• _The task_:
Make an exact copy of all the material below, apart from the pictures.
★ ★ ★
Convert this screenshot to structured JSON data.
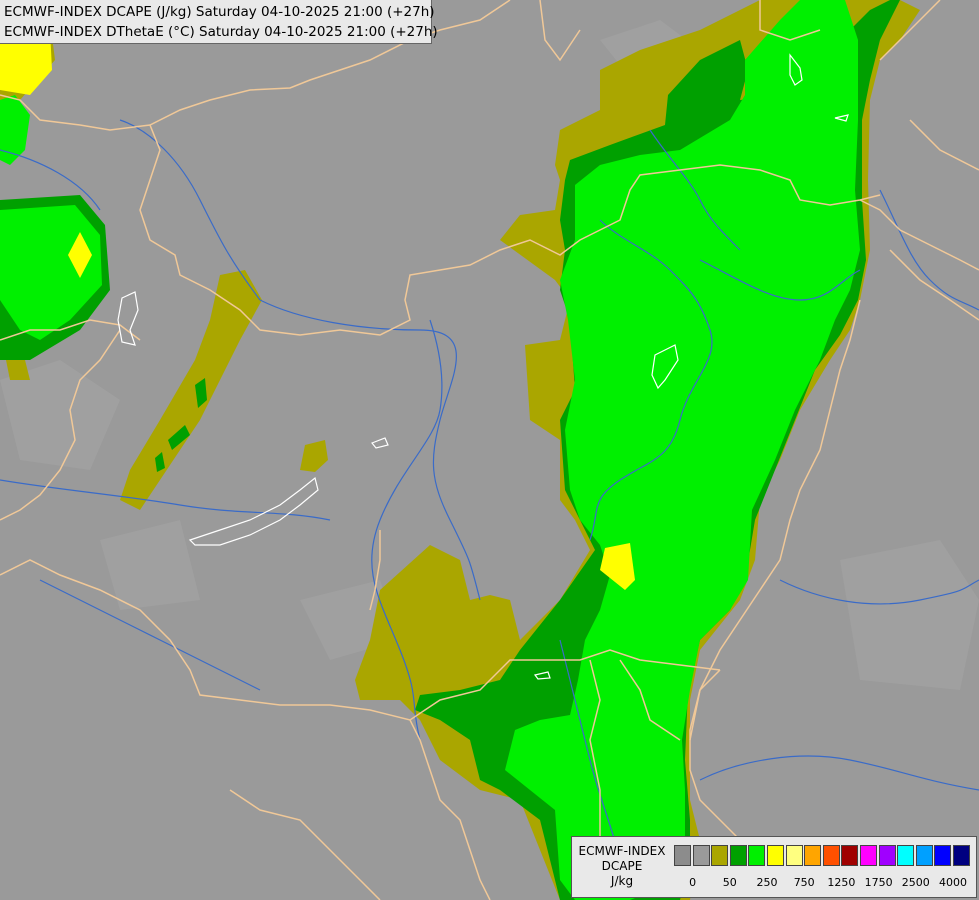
{
  "header": {
    "line1": "ECMWF-INDEX DCAPE (J/kg) Saturday 04-10-2025 21:00 (+27h)",
    "line2": "ECMWF-INDEX DThetaE (°C) Saturday 04-10-2025 21:00 (+27h)"
  },
  "legend": {
    "title_line1": "ECMWF-INDEX",
    "title_line2": "DCAPE",
    "title_line3": "J/kg",
    "colors": [
      "#8c8c8c",
      "#9a9a9a",
      "#aaa600",
      "#00a000",
      "#00f000",
      "#ffff00",
      "#ffff80",
      "#ffa500",
      "#ff5000",
      "#a00000",
      "#ff00ff",
      "#a000ff",
      "#00ffff",
      "#00a0ff",
      "#0000ff",
      "#000080"
    ],
    "ticks": [
      "0",
      "50",
      "250",
      "750",
      "1250",
      "1750",
      "2500",
      "4000"
    ]
  },
  "colors": {
    "background": "#9a9a9a",
    "border": "#f0c898",
    "river": "#3a6bc8",
    "lake": "#ffffff",
    "olive": "#aaa600",
    "dark_green": "#00a000",
    "bright_green": "#00f000",
    "yellow": "#ffff00"
  }
}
★ ★ ★
• _Full response_:
Convert this screenshot to structured JSON data.
{
  "header": {
    "line1": "ECMWF-INDEX DCAPE (J/kg) Saturday 04-10-2025 21:00 (+27h)",
    "line2": "ECMWF-INDEX DThetaE (°C) Saturday 04-10-2025 21:00 (+27h)"
  },
  "legend": {
    "title_line1": "ECMWF-INDEX",
    "title_line2": "DCAPE",
    "title_line3": "J/kg",
    "colors": [
      "#8c8c8c",
      "#9a9a9a",
      "#aaa600",
      "#00a000",
      "#00f000",
      "#ffff00",
      "#ffff80",
      "#ffa500",
      "#ff5000",
      "#a00000",
      "#ff00ff",
      "#a000ff",
      "#00ffff",
      "#00a0ff",
      "#0000ff",
      "#000080"
    ],
    "ticks": [
      "0",
      "50",
      "250",
      "750",
      "1250",
      "1750",
      "2500",
      "4000"
    ]
  },
  "colors": {
    "background": "#9a9a9a",
    "border": "#f0c898",
    "river": "#3a6bc8",
    "lake": "#ffffff",
    "olive": "#aaa600",
    "dark_green": "#00a000",
    "bright_green": "#00f000",
    "yellow": "#ffff00"
  }
}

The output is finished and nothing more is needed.